Stored data
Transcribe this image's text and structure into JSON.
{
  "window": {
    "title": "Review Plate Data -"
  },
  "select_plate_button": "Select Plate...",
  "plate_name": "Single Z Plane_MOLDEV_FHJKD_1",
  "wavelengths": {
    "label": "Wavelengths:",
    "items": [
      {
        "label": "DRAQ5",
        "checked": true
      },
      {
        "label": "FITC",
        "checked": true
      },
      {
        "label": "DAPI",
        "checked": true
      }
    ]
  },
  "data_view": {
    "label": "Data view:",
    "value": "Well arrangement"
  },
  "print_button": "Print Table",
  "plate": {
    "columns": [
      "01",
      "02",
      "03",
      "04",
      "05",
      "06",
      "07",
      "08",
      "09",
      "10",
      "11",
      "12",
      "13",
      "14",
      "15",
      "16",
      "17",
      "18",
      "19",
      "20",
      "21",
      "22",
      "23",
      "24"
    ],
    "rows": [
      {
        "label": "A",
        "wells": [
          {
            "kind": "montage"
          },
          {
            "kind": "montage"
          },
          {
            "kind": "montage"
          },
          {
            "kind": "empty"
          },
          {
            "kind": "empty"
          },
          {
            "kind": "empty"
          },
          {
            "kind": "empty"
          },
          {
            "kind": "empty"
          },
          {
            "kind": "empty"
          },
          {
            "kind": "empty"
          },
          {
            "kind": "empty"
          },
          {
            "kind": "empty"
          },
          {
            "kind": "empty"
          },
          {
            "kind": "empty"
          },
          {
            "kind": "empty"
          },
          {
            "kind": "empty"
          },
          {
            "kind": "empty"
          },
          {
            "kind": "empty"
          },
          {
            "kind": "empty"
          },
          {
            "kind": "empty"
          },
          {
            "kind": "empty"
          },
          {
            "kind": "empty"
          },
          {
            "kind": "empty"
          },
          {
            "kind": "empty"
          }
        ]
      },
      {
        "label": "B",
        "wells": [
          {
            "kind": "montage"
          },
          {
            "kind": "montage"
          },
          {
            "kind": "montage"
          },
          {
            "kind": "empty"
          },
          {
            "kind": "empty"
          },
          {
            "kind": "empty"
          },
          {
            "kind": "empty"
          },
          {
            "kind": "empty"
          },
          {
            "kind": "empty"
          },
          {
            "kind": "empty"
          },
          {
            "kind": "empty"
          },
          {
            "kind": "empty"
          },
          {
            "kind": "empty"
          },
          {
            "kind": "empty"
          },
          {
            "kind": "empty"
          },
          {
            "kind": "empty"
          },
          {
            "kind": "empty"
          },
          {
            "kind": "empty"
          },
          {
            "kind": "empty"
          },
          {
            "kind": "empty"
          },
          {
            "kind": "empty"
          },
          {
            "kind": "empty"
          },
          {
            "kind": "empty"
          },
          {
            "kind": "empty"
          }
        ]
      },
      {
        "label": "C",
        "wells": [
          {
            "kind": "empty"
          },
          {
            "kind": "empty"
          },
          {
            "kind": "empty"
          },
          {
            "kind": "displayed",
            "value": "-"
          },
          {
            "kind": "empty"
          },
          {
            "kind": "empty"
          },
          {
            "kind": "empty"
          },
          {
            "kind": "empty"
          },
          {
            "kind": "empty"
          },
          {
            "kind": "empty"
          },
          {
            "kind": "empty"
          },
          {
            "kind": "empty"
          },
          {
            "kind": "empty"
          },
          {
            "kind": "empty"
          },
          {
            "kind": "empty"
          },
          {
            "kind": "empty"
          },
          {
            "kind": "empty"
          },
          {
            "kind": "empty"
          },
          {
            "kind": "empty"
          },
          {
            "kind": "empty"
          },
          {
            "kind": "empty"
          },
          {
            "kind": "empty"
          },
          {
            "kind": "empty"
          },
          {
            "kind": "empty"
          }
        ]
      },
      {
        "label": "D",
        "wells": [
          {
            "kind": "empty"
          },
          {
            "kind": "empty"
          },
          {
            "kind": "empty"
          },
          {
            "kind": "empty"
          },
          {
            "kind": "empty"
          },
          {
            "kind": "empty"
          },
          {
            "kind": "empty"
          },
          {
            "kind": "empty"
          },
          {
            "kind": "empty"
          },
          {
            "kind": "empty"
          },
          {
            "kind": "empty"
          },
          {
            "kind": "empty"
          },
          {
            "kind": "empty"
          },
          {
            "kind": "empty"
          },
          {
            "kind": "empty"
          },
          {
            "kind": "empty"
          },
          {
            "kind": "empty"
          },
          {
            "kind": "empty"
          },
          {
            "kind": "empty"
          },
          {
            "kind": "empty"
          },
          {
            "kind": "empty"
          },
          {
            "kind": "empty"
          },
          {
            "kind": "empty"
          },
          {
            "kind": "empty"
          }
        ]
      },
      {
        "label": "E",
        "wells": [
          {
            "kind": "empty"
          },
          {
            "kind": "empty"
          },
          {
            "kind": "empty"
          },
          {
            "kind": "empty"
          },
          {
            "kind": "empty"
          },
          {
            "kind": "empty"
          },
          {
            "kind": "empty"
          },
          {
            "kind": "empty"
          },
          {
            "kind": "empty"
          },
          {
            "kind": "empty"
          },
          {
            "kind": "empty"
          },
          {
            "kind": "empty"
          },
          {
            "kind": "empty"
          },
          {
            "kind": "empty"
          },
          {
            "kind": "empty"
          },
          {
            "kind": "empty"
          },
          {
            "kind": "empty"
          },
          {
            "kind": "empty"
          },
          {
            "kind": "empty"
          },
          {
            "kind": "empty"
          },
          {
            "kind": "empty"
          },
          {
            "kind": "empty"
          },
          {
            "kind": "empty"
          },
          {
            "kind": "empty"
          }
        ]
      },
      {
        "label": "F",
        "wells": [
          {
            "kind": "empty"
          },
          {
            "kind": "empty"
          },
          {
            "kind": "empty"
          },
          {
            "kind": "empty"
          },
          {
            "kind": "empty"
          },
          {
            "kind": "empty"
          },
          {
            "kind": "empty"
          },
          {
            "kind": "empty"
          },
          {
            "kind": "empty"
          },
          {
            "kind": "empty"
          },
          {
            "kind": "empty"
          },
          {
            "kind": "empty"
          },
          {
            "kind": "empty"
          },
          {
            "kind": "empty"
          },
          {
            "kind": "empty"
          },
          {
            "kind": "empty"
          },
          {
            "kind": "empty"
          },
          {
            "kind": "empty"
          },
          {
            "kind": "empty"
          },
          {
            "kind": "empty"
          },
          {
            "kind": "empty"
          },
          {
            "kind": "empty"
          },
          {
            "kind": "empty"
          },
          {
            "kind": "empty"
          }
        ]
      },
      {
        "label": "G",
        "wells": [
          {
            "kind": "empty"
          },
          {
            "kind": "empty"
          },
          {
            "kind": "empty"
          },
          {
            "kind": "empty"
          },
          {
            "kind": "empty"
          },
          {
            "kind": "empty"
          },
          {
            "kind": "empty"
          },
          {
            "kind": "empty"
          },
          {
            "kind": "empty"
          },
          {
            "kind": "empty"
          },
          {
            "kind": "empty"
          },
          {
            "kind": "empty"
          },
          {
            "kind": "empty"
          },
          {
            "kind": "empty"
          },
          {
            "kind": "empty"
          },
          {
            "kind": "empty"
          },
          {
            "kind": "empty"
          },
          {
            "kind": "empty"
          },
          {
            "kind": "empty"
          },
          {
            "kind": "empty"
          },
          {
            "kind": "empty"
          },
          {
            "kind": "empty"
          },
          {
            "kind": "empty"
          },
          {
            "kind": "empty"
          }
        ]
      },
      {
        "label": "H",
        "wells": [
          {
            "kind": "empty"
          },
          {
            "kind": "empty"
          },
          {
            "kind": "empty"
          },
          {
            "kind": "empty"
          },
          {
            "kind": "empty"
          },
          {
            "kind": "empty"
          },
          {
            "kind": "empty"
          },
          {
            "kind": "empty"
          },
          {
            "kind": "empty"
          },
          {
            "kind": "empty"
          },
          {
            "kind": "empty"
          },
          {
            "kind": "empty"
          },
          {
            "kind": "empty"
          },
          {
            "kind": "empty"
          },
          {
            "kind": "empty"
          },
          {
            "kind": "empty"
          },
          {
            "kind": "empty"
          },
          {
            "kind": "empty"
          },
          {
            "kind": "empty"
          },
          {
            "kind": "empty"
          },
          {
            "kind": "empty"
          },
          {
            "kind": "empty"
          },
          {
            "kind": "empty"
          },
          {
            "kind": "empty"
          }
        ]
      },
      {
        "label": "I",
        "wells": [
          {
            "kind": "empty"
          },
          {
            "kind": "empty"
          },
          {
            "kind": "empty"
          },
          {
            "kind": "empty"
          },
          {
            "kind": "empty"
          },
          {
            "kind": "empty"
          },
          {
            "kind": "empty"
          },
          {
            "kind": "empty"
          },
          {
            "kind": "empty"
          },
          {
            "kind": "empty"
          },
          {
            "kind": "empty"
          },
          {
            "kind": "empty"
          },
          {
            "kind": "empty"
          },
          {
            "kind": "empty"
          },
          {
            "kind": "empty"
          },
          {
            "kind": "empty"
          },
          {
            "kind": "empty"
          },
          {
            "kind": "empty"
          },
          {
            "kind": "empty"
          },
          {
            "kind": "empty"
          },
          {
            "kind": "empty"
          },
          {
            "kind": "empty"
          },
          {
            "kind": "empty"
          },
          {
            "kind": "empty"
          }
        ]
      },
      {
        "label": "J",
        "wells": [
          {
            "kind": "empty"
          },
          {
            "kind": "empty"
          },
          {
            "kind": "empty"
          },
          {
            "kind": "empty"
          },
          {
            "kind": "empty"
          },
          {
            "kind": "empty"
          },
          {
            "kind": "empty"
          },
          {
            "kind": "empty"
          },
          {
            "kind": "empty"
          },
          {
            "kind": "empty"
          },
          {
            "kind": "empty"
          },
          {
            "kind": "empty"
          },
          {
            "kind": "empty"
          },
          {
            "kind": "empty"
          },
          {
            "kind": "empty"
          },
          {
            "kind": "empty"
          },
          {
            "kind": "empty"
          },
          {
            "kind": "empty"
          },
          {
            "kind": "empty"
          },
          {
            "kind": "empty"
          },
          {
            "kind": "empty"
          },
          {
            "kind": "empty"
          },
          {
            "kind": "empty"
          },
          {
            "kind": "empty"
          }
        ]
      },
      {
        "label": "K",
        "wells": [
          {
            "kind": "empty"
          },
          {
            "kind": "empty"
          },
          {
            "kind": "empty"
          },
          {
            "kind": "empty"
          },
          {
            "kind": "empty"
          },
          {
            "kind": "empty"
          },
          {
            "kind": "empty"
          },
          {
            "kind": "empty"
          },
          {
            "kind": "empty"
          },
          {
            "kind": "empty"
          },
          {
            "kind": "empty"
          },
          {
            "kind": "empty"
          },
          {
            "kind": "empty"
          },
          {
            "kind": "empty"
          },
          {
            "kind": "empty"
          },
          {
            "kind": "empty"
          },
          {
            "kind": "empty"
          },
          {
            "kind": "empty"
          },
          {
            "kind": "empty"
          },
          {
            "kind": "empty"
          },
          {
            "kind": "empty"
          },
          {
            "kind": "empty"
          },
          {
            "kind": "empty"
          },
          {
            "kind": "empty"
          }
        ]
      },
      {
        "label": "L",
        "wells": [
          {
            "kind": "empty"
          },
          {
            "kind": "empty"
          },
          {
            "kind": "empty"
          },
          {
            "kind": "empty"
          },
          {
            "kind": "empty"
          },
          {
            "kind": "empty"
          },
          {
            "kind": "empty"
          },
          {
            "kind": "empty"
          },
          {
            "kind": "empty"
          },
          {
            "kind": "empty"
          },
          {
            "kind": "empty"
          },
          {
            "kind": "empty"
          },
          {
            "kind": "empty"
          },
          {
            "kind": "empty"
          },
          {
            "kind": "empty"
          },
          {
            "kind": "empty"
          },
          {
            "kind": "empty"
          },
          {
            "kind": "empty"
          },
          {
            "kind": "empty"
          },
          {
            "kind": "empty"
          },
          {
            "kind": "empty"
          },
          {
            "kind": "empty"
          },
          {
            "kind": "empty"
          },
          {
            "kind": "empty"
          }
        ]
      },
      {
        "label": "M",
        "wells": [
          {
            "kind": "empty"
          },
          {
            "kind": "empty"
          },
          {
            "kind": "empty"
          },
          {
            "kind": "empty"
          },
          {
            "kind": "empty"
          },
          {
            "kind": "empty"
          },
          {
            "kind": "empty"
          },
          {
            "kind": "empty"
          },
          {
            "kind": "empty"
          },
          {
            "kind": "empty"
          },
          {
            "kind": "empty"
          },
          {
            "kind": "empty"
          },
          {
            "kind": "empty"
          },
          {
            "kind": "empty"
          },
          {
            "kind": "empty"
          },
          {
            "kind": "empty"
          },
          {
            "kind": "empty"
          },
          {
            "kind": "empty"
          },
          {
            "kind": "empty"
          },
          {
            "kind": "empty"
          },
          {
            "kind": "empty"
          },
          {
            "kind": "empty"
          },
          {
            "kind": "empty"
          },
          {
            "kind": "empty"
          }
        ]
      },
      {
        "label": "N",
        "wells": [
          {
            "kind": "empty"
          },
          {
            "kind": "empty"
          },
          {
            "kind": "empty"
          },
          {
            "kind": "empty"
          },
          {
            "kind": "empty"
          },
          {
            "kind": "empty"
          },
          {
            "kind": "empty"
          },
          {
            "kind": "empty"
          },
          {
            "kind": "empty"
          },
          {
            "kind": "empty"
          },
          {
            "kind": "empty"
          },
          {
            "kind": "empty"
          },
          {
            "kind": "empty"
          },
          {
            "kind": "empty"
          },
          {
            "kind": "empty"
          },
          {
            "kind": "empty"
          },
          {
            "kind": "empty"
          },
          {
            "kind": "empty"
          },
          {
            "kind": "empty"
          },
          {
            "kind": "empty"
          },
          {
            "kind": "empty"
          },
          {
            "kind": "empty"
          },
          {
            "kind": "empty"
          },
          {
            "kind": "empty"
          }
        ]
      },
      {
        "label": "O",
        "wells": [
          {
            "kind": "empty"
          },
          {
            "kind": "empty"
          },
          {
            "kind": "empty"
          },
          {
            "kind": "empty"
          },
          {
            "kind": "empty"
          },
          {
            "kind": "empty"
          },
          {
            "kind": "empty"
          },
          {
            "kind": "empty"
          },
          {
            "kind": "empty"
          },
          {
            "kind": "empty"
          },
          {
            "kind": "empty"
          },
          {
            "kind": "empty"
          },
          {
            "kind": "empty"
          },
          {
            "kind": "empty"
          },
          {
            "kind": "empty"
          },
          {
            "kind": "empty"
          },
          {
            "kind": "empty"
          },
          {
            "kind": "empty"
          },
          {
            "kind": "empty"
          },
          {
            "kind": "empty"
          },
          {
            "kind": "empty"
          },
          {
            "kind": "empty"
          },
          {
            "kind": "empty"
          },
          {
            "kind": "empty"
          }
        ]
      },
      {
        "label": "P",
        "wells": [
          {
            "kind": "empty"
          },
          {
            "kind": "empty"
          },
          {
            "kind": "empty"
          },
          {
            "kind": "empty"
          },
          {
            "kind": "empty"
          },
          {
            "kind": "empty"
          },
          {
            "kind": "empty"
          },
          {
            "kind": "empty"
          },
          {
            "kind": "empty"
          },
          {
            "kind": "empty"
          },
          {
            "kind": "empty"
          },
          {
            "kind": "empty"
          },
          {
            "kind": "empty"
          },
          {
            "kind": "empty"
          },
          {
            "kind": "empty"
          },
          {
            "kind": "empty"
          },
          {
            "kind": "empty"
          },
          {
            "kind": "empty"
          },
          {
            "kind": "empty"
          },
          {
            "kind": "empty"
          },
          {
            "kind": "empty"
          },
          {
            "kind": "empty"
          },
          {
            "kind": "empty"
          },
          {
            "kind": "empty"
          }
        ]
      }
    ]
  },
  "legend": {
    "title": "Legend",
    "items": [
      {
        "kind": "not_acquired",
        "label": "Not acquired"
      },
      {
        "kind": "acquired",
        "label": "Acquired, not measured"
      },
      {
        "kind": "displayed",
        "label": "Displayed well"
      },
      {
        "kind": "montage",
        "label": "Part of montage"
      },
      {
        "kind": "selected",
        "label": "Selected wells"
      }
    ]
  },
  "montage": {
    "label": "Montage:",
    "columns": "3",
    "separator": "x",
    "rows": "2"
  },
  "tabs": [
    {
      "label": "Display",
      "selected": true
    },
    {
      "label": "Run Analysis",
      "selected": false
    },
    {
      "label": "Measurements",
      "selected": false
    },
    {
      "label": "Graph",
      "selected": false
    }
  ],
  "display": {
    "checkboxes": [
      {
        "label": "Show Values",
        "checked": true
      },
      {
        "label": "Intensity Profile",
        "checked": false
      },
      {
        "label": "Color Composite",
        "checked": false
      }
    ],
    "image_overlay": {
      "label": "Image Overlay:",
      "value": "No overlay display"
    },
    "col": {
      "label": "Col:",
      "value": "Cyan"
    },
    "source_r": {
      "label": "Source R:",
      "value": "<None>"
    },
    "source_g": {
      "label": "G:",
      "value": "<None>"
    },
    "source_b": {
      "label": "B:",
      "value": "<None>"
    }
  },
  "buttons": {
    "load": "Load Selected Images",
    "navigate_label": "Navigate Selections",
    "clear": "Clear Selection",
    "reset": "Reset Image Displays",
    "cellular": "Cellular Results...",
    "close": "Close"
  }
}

WORK TO BE COMPLETED ::
Go through the material above and count the lines that contain "title"; answer with the number alone.

THE RESULT ::
2